| EXERCISE DETAILS |
From the entries below, copy out every line with "Muslims" in it.

| DATASET RECORDS |
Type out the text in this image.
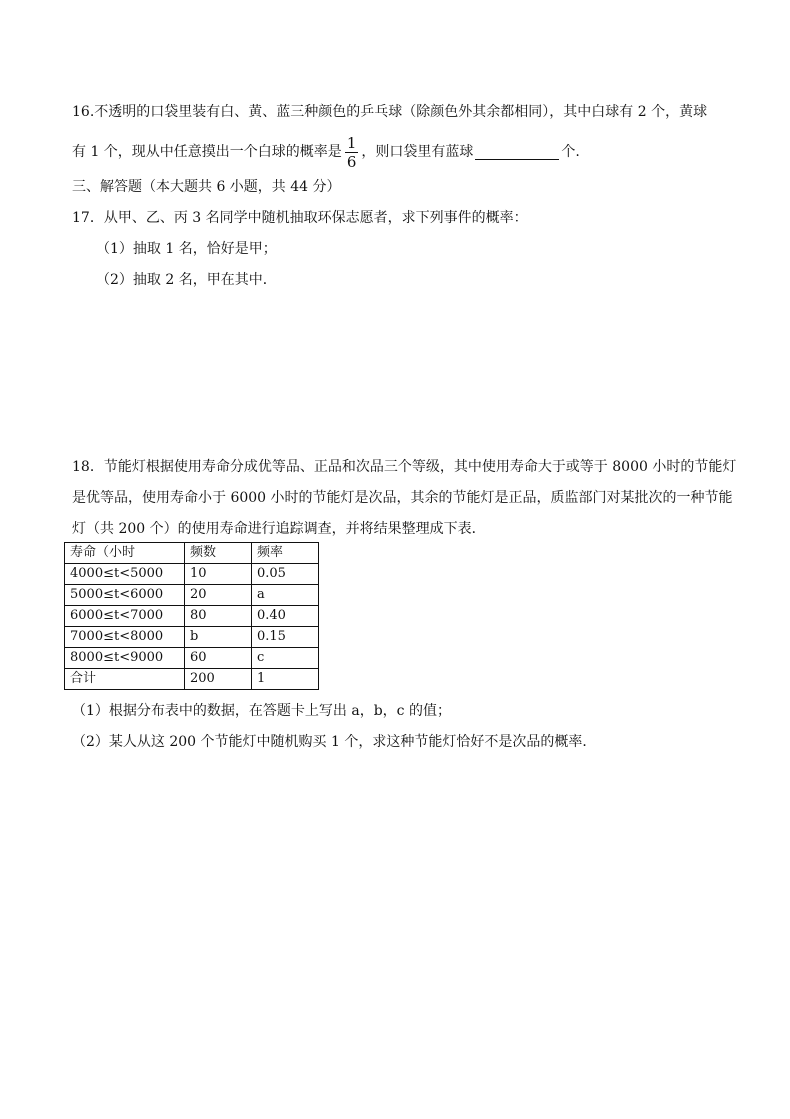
16.不透明的口袋里装有白、黄、蓝三种颜色的乒乓球（除颜色外其余都相同），其中白球有 2 个，黄球
有 1 个，现从中任意摸出一个白球的概率是 $\frac{1}{6}$ ，则口袋里有蓝球	个.
三、解答题（本大题共 6 小题，共 44 分）
17．从甲、乙、丙 3 名同学中随机抽取环保志愿者，求下列事件的概率：
（1）抽取 1 名，恰好是甲；
（2）抽取 2 名，甲在其中．
18．节能灯根据使用寿命分成优等品、正品和次品三个等级，其中使用寿命大于或等于 8000 小时的节能灯
是优等品，使用寿命小于 6000 小时的节能灯是次品，其余的节能灯是正品，质监部门对某批次的一种节能
灯（共 200 个）的使用寿命进行追踪调查，并将结果整理成下表．
寿命（小时	频数	频率
4000≤t<5000	10	0.05
5000≤t<6000	20	a
6000≤t<7000	80	0.40
7000≤t<8000	b	0.15
8000≤t<9000	60	c
合计	200	1
（1）根据分布表中的数据，在答题卡上写出 a，b，c 的值；
（2）某人从这 200 个节能灯中随机购买 1 个，求这种节能灯恰好不是次品的概率．
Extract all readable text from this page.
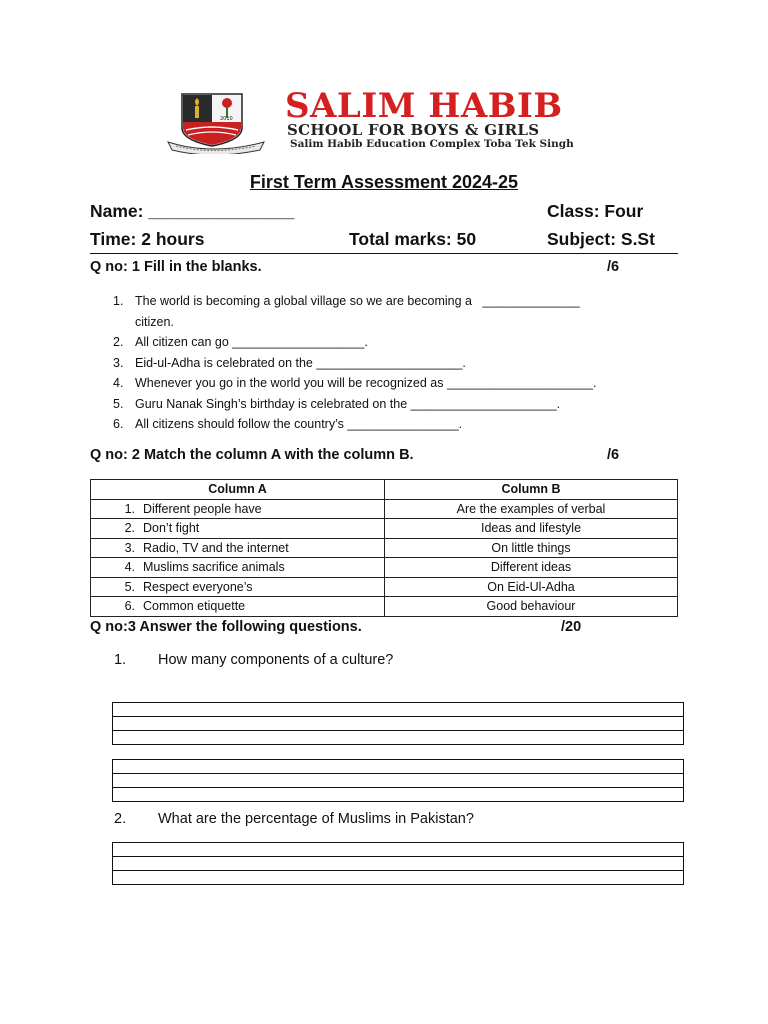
2010 SALIM HABIB
SCHOOL FOR BOYS & GIRLS
Salim Habib Education Complex Toba Tek Singh
First Term Assessment 2024-25
Name: _______________	Class: Four
Time: 2 hours	Total marks: 50	Subject: S.St
Q no: 1 Fill in the blanks.	/6
1. The world is becoming a global village so we are becoming a   ______________
citizen.
2. All citizen can go ___________________.
3. Eid-ul-Adha is celebrated on the _____________________.
4. Whenever you go in the world you will be recognized as _____________________.
5. Guru Nanak Singh’s birthday is celebrated on the _____________________.
6. All citizens should follow the country’s ________________.
Q no: 2 Match the column A with the column B.	/6
Column A	Column B
1. Different people have	Are the examples of verbal
2. Don’t fight	Ideas and lifestyle
3. Radio, TV and the internet	On little things
4. Muslims sacrifice animals	Different ideas
5. Respect everyone’s	On Eid-Ul-Adha
6. Common etiquette	Good behaviour
Q no:3 Answer the following questions.	/20
1. How many components of a culture?
2. What are the percentage of Muslims in Pakistan?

| CORRECT ANSWER |
4. Muslims sacrifice animals	Different ideas
2. What are the percentage of Muslims in Pakistan?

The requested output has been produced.